┌─ Input rows

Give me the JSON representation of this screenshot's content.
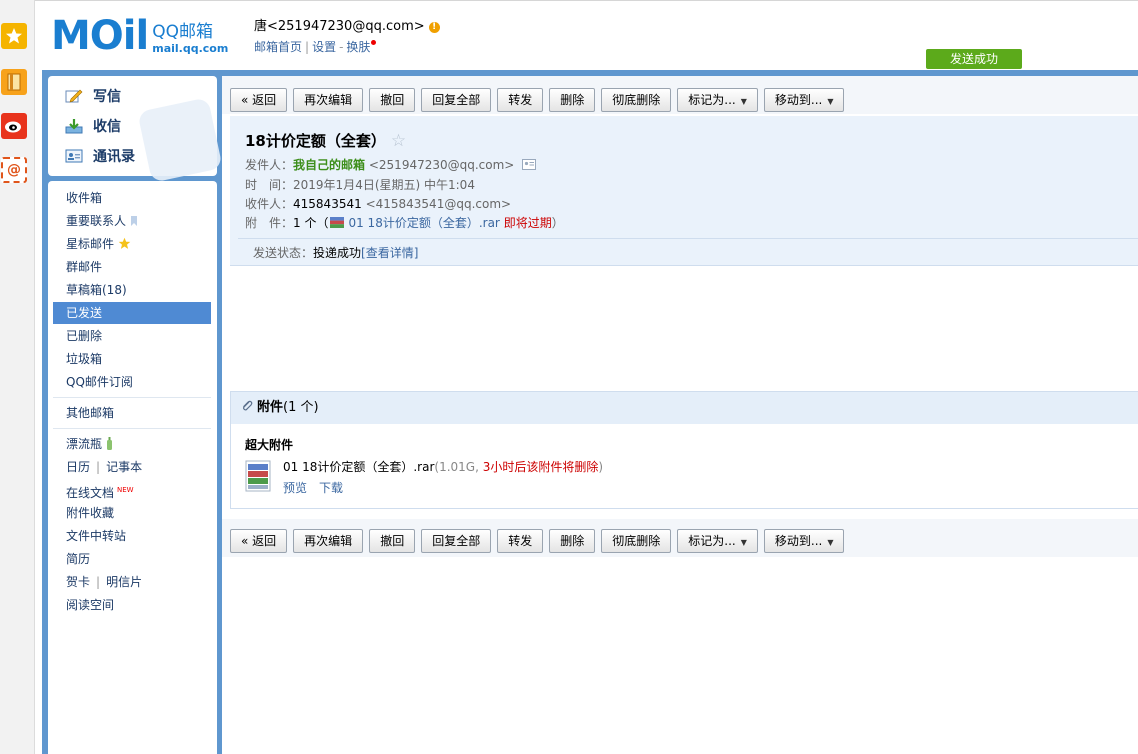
{
  "header": {
    "logo_text": "MOil",
    "logo_cn": "QQ邮箱",
    "logo_url": "mail.qq.com",
    "user": "唐<251947230@qq.com>",
    "warn_icon": "!",
    "links": [
      "邮箱首页",
      "设置",
      "换肤"
    ],
    "link_sep": "|",
    "link_dash": "-",
    "toast": "发送成功"
  },
  "sidebar_top": [
    {
      "label": "写信",
      "icon": "compose-icon"
    },
    {
      "label": "收信",
      "icon": "inbox-download-icon"
    },
    {
      "label": "通讯录",
      "icon": "contacts-icon"
    }
  ],
  "folders": {
    "inbox": "收件箱",
    "vip": "重要联系人",
    "starred": "星标邮件",
    "group": "群邮件",
    "drafts": "草稿箱(18)",
    "sent": "已发送",
    "deleted": "已删除",
    "spam": "垃圾箱",
    "subscribe": "QQ邮件订阅",
    "other": "其他邮箱",
    "bottle": "漂流瓶",
    "calendar": "日历",
    "sep": "|",
    "notes": "记事本",
    "docs": "在线文档",
    "new_badge": "NEW",
    "att_collect": "附件收藏",
    "transfer": "文件中转站",
    "resume": "简历",
    "card": "贺卡",
    "postcard": "明信片",
    "reading": "阅读空间"
  },
  "toolbar": {
    "back": "« 返回",
    "edit_again": "再次编辑",
    "recall": "撤回",
    "reply_all": "回复全部",
    "forward": "转发",
    "delete": "删除",
    "delete_perm": "彻底删除",
    "mark_as": "标记为...",
    "move_to": "移动到...",
    "arrow": "▼"
  },
  "mail": {
    "subject": "18计价定额（全套）",
    "star": "☆",
    "from_label": "发件人：",
    "from_name": "我自己的邮箱",
    "from_addr": "<251947230@qq.com>",
    "time_label": "时　间：",
    "time_value": "2019年1月4日(星期五) 中午1:04",
    "to_label": "收件人：",
    "to_name": "415843541",
    "to_addr": "<415843541@qq.com>",
    "att_label": "附　件：",
    "att_count": "1 个（",
    "att_file": "01 18计价定额（全套）.rar",
    "att_expiring": "即将过期",
    "att_close": "）",
    "status_label": "发送状态：",
    "status_value": "投递成功",
    "status_link": "[查看详情]"
  },
  "attachment": {
    "header": "附件",
    "count": "(1 个)",
    "section_title": "超大附件",
    "file": "01 18计价定额（全套）.rar",
    "size": "(1.01G, ",
    "expire": "3小时后该附件将删除",
    "size_close": ")",
    "preview": "预览",
    "download": "下载"
  }
}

└─

● **What is asked**
Transcribe each entry above exactly, apart from the pictures.

● **Output of the exercise**
Give me the JSON representation of this screenshot's content.
{
  "header": {
    "logo_text": "MOil",
    "logo_cn": "QQ邮箱",
    "logo_url": "mail.qq.com",
    "user": "唐<251947230@qq.com>",
    "warn_icon": "!",
    "links": [
      "邮箱首页",
      "设置",
      "换肤"
    ],
    "link_sep": "|",
    "link_dash": "-",
    "toast": "发送成功"
  },
  "sidebar_top": [
    {
      "label": "写信",
      "icon": "compose-icon"
    },
    {
      "label": "收信",
      "icon": "inbox-download-icon"
    },
    {
      "label": "通讯录",
      "icon": "contacts-icon"
    }
  ],
  "folders": {
    "inbox": "收件箱",
    "vip": "重要联系人",
    "starred": "星标邮件",
    "group": "群邮件",
    "drafts": "草稿箱(18)",
    "sent": "已发送",
    "deleted": "已删除",
    "spam": "垃圾箱",
    "subscribe": "QQ邮件订阅",
    "other": "其他邮箱",
    "bottle": "漂流瓶",
    "calendar": "日历",
    "sep": "|",
    "notes": "记事本",
    "docs": "在线文档",
    "new_badge": "NEW",
    "att_collect": "附件收藏",
    "transfer": "文件中转站",
    "resume": "简历",
    "card": "贺卡",
    "postcard": "明信片",
    "reading": "阅读空间"
  },
  "toolbar": {
    "back": "« 返回",
    "edit_again": "再次编辑",
    "recall": "撤回",
    "reply_all": "回复全部",
    "forward": "转发",
    "delete": "删除",
    "delete_perm": "彻底删除",
    "mark_as": "标记为...",
    "move_to": "移动到...",
    "arrow": "▼"
  },
  "mail": {
    "subject": "18计价定额（全套）",
    "star": "☆",
    "from_label": "发件人：",
    "from_name": "我自己的邮箱",
    "from_addr": "<251947230@qq.com>",
    "time_label": "时　间：",
    "time_value": "2019年1月4日(星期五) 中午1:04",
    "to_label": "收件人：",
    "to_name": "415843541",
    "to_addr": "<415843541@qq.com>",
    "att_label": "附　件：",
    "att_count": "1 个（",
    "att_file": "01 18计价定额（全套）.rar",
    "att_expiring": "即将过期",
    "att_close": "）",
    "status_label": "发送状态：",
    "status_value": "投递成功",
    "status_link": "[查看详情]"
  },
  "attachment": {
    "header": "附件",
    "count": "(1 个)",
    "section_title": "超大附件",
    "file": "01 18计价定额（全套）.rar",
    "size": "(1.01G, ",
    "expire": "3小时后该附件将删除",
    "size_close": ")",
    "preview": "预览",
    "download": "下载"
  }
}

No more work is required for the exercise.